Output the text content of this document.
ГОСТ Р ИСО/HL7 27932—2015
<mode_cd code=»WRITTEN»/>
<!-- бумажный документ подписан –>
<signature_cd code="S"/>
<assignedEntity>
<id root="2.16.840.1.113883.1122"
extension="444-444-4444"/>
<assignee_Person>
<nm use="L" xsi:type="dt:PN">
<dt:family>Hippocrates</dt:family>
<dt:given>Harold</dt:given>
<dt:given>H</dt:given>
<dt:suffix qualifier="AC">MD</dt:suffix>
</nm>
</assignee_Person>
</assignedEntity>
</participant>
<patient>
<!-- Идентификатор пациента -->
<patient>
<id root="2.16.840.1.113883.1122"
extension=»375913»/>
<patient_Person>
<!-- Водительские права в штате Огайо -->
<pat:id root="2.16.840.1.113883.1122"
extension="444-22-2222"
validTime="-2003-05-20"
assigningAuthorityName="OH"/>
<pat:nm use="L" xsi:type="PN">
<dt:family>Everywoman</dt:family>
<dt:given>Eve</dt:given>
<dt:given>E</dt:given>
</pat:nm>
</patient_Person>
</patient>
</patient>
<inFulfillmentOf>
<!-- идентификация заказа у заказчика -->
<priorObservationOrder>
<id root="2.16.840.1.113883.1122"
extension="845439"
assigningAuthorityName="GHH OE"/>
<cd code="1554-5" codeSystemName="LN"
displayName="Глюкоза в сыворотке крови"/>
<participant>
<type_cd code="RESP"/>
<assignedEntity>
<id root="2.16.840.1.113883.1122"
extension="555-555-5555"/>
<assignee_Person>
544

### [Goal]
Determine how many lines in the data above contain the string "extension". Give nothing except the number.

### [Answer in full]
5